Start of The records

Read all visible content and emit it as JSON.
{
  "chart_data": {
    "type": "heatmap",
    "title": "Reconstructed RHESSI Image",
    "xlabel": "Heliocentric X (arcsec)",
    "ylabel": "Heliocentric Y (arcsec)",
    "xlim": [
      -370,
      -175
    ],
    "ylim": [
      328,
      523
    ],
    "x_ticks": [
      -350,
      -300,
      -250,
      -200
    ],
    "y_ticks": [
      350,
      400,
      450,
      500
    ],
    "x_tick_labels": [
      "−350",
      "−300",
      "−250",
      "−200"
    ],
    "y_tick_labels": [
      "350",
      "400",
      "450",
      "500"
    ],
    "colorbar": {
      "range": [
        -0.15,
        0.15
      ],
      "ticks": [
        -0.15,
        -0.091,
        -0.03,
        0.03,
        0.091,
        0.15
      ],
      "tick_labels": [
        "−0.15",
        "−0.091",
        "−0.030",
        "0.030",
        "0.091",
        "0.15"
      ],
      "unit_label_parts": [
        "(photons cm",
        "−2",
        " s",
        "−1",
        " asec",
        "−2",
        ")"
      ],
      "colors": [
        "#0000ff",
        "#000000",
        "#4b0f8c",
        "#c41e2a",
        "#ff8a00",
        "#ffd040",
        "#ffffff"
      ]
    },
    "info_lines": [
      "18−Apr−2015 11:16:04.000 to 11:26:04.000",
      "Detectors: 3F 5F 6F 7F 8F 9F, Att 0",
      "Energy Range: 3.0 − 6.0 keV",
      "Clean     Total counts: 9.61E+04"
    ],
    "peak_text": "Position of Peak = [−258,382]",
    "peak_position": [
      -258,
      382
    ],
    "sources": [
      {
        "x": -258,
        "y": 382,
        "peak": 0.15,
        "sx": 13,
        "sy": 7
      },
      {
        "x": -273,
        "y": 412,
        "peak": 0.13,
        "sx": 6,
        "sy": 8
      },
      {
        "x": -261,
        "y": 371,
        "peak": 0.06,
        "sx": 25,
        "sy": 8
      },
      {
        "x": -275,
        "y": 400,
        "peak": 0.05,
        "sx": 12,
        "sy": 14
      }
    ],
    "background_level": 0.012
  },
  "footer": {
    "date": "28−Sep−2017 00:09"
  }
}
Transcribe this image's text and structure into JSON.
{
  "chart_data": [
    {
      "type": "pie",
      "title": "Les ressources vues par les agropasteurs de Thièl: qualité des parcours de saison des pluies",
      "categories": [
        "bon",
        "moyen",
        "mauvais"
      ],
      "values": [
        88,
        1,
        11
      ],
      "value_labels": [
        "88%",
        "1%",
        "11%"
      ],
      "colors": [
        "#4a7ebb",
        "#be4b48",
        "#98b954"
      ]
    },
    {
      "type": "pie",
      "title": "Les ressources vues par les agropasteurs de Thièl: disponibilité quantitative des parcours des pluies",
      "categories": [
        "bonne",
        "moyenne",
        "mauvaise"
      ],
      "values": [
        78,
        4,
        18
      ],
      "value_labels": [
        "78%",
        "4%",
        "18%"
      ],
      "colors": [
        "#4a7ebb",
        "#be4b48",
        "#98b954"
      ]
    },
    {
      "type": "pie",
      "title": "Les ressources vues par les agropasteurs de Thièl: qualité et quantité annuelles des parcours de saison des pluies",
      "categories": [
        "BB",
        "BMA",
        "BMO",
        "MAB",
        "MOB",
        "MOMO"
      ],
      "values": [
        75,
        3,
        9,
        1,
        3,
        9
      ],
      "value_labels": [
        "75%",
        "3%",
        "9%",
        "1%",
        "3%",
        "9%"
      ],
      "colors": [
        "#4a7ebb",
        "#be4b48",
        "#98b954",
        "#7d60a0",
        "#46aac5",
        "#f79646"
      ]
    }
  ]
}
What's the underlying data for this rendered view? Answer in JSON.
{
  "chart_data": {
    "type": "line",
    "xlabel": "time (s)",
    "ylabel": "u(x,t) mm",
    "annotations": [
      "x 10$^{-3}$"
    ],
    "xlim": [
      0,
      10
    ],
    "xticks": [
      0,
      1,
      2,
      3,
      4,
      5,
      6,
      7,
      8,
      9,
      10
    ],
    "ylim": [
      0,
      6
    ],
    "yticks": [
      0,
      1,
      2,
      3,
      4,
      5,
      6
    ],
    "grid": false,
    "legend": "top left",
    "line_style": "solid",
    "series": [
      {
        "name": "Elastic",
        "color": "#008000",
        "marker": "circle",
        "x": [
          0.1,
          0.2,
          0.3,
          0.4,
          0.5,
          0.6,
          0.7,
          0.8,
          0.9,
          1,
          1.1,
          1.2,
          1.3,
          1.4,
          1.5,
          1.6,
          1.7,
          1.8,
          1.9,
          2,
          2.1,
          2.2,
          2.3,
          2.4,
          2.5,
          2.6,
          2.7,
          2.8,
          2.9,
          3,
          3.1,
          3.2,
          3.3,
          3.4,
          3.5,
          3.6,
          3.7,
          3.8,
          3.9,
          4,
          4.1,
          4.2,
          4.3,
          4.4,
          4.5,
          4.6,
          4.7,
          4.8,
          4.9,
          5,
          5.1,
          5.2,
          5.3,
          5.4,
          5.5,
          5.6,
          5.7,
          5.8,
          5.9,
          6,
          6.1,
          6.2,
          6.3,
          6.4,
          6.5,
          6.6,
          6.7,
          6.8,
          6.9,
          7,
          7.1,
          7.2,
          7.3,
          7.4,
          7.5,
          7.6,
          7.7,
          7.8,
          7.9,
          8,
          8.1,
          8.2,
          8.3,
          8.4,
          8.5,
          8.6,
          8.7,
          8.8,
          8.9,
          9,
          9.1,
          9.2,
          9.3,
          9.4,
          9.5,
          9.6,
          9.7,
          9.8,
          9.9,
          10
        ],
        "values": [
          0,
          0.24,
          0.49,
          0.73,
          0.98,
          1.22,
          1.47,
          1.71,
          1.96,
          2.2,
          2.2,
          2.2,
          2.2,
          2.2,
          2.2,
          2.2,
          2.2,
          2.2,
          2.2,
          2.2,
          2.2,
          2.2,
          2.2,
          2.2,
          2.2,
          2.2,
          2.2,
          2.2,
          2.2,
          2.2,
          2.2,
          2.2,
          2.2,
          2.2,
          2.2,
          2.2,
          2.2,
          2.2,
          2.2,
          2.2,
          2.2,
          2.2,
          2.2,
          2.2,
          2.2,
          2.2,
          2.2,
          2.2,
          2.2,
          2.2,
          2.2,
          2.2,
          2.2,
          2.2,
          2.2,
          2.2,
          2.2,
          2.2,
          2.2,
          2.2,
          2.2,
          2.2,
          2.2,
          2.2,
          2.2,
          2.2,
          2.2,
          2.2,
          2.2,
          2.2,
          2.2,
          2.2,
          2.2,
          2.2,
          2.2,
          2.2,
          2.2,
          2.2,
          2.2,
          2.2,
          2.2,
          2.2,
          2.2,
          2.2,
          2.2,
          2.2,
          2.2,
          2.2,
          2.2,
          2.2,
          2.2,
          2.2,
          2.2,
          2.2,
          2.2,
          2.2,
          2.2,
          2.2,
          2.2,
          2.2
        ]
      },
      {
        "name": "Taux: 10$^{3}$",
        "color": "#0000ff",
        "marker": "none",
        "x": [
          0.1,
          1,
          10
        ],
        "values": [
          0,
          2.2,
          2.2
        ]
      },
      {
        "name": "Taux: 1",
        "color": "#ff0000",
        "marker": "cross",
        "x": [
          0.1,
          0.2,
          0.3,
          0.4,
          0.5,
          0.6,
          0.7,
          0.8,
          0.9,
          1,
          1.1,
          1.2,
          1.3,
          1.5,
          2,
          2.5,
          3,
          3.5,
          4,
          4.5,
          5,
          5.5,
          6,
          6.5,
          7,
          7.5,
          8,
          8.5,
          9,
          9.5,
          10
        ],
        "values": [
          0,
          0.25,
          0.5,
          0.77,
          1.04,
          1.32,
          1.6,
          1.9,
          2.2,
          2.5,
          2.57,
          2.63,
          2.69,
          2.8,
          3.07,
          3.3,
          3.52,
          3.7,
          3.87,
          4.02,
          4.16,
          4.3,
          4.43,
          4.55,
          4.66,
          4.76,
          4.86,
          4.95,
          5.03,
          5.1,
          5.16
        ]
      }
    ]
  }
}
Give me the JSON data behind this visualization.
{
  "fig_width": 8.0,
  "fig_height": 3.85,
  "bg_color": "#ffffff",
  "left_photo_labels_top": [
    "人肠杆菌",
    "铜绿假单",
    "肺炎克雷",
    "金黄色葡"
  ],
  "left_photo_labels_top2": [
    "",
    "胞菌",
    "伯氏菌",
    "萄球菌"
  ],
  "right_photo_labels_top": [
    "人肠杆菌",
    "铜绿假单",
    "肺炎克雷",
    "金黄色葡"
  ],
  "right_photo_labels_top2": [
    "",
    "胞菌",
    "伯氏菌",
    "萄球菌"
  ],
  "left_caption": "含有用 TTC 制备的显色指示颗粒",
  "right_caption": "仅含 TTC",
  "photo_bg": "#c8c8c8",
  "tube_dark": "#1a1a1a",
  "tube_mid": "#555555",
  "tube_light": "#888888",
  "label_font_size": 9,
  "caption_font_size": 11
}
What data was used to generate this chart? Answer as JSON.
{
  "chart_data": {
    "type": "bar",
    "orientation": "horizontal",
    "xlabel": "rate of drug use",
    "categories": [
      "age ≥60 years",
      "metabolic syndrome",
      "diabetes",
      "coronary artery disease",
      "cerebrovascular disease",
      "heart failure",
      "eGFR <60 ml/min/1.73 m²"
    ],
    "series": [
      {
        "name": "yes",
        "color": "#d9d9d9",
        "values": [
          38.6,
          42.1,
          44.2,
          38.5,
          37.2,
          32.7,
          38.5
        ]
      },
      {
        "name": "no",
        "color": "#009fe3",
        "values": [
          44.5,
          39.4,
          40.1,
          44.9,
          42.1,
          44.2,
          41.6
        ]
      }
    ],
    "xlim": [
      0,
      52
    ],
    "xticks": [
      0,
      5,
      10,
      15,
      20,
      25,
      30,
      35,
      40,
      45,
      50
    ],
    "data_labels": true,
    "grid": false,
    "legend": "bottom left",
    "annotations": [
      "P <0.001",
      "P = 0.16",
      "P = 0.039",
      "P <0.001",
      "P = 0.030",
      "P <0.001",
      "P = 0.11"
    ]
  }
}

End of The records

From the entries above, pull out each line that includes "disease".

## Task solution:
      "coronary artery disease",
      "cerebrovascular disease",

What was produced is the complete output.